• _Objective_
Take every line from the material that has the word "controlelampjes" in it.

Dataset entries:
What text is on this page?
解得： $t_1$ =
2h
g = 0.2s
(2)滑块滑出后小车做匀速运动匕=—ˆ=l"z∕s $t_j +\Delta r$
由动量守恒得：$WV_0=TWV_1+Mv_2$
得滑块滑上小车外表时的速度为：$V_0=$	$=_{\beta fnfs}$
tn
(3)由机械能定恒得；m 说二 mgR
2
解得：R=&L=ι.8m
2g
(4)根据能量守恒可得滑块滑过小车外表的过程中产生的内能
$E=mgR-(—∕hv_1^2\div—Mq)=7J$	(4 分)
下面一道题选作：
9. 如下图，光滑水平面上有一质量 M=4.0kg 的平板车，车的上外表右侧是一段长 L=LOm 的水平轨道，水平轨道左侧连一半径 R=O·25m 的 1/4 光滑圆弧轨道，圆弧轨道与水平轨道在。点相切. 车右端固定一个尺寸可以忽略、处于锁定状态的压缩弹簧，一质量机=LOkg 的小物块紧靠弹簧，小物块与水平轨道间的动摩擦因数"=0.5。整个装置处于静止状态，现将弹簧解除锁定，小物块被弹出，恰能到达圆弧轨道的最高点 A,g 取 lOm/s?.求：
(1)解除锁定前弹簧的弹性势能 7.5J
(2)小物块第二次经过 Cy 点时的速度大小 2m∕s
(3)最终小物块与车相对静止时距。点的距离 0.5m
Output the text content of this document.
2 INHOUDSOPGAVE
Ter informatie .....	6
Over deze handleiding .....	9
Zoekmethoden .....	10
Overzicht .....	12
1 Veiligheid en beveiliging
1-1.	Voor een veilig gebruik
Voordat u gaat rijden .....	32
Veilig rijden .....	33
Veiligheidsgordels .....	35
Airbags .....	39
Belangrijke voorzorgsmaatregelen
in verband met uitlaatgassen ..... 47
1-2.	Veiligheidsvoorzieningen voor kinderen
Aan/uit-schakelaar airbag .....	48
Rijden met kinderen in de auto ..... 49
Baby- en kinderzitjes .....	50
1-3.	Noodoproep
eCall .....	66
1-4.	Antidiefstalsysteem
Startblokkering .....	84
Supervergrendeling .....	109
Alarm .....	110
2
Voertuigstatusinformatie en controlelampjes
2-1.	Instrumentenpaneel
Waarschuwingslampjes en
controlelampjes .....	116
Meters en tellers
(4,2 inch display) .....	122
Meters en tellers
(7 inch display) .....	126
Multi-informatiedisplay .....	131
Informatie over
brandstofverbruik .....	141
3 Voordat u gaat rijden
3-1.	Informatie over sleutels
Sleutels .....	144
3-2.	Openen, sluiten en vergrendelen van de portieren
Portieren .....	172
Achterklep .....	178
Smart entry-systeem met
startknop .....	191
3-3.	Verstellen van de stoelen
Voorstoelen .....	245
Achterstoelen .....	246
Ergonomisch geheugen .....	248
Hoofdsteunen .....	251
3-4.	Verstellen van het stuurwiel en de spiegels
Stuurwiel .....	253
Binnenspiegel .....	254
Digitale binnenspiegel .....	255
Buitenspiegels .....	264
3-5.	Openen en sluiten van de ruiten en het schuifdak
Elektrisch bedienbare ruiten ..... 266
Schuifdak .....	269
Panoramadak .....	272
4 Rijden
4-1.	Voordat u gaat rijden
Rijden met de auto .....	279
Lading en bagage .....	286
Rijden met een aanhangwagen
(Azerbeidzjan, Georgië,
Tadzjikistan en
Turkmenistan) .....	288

• _Output_
Voertuigstatusinformatie en controlelampjes
controlelampjes .....	116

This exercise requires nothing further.